--- Start DATA EXTRACT ---

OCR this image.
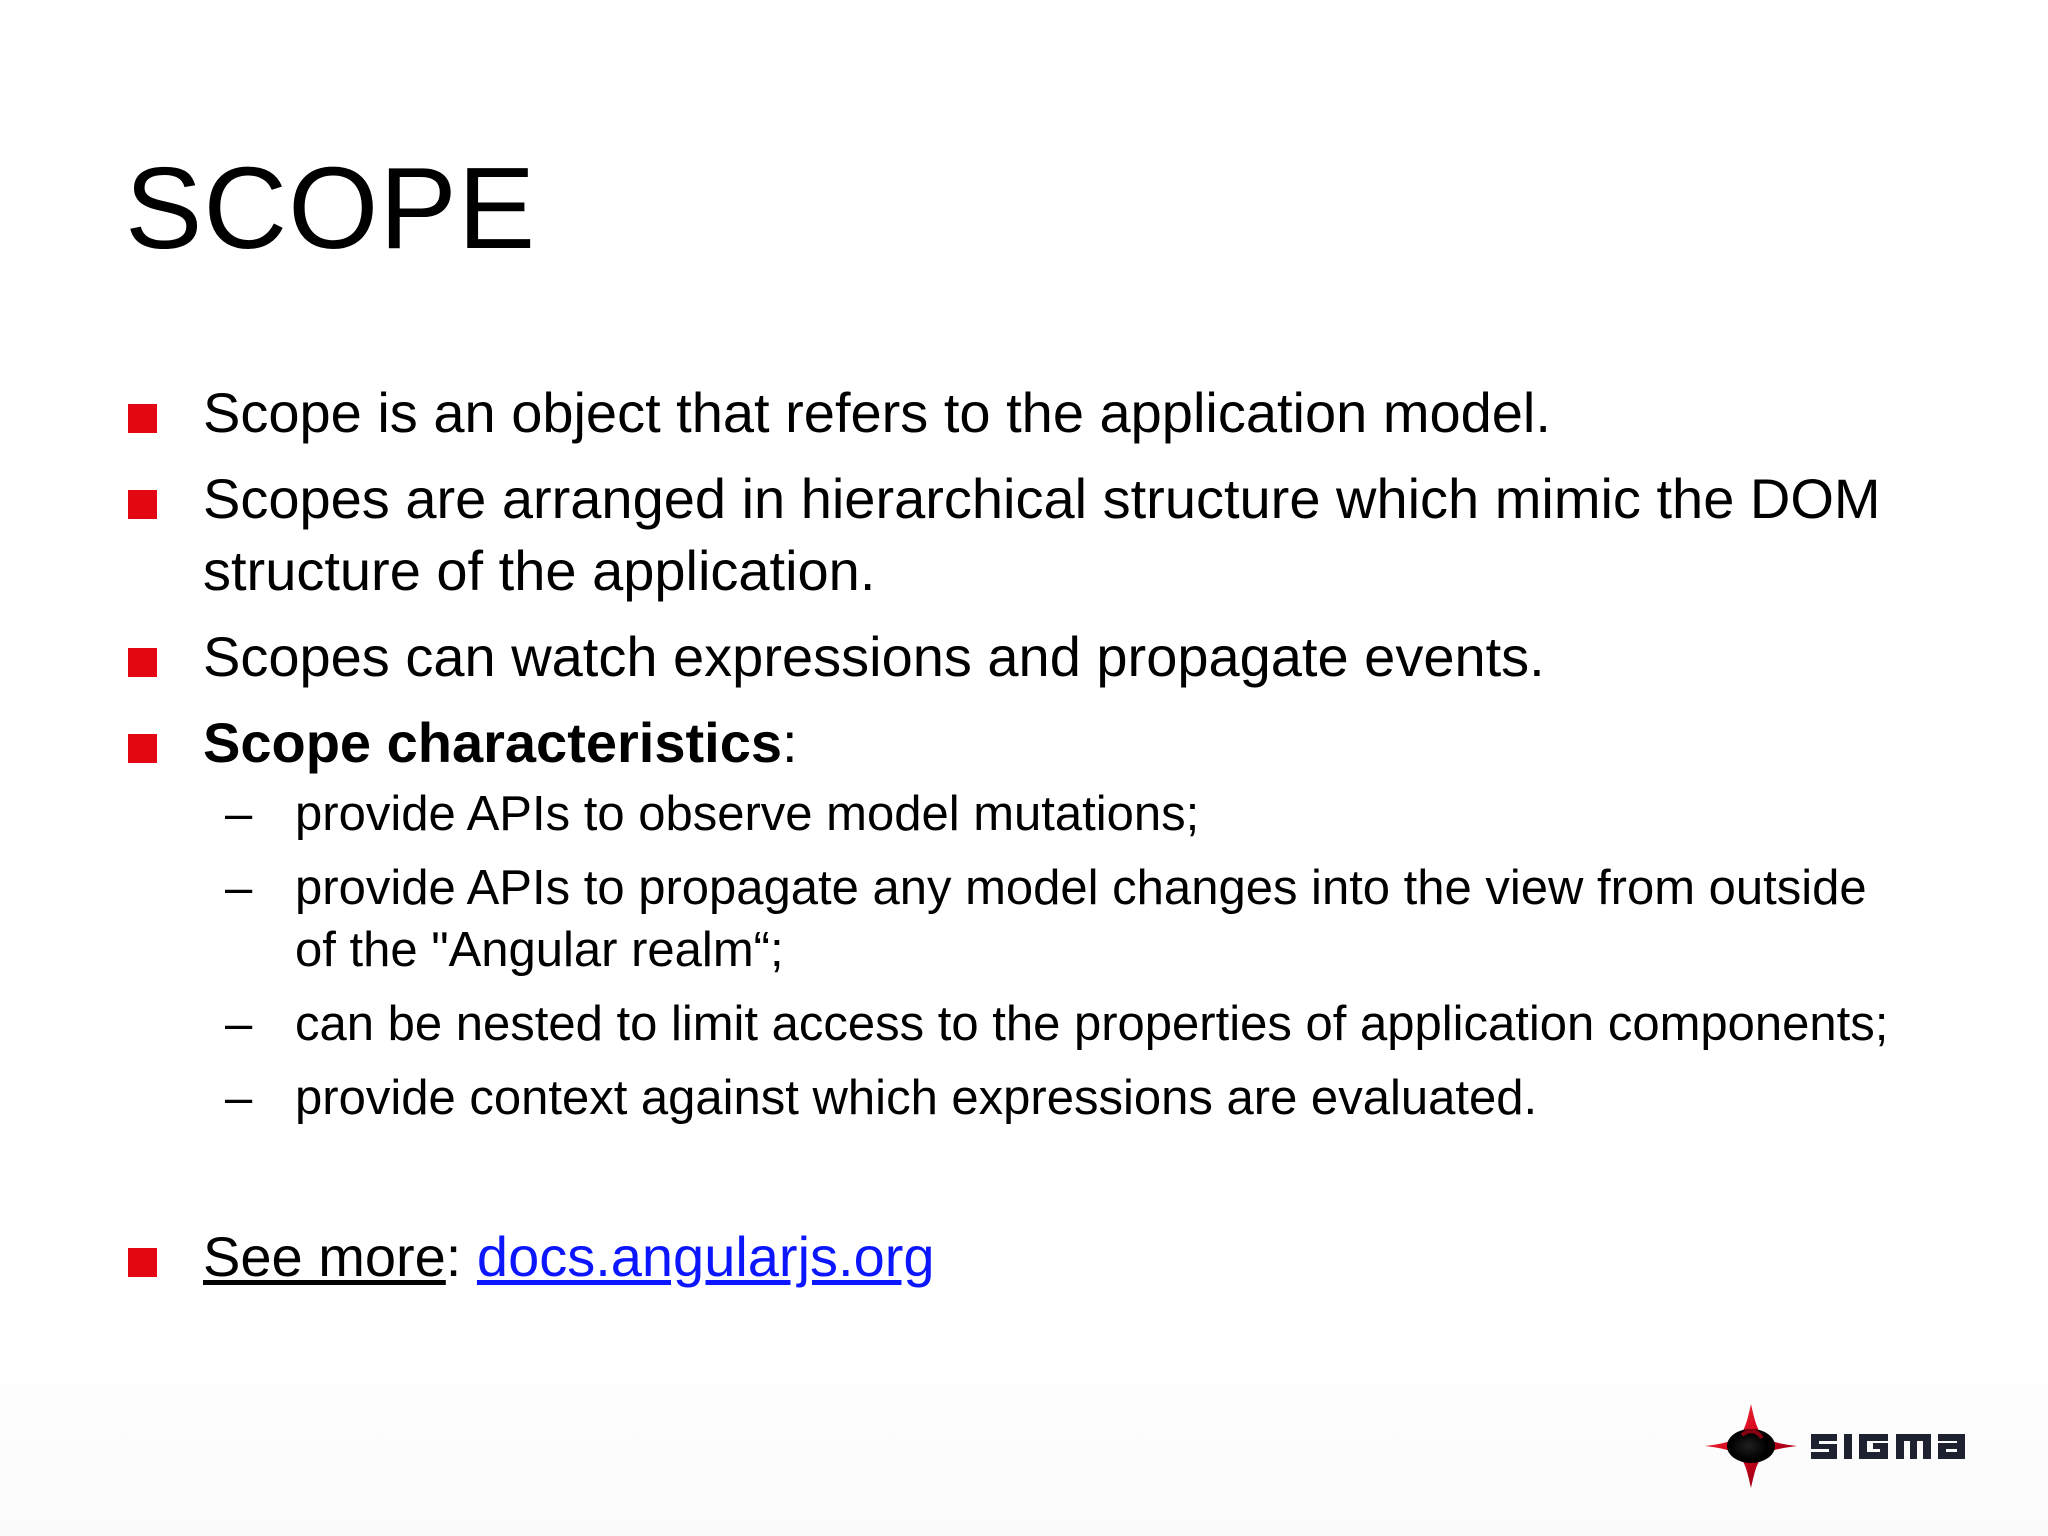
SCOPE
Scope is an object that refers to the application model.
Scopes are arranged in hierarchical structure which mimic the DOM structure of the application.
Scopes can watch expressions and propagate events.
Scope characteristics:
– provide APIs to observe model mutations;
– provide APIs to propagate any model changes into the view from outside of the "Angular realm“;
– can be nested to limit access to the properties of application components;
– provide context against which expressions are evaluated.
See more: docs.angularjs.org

--- End DATA EXTRACT ---

### [EXERCISE GOAL]
Copy each line of the records precisely and drop any images they hold.

### [SOLUTION TO THE EXERCISE]
OCR this image.
SCOPE
Scope is an object that refers to the application model.
Scopes are arranged in hierarchical structure which mimic the DOM structure of the application.
Scopes can watch expressions and propagate events.
Scope characteristics:
– provide APIs to observe model mutations;
– provide APIs to propagate any model changes into the view from outside of the "Angular realm“;
– can be nested to limit access to the properties of application components;
– provide context against which expressions are evaluated.
See more: docs.angularjs.org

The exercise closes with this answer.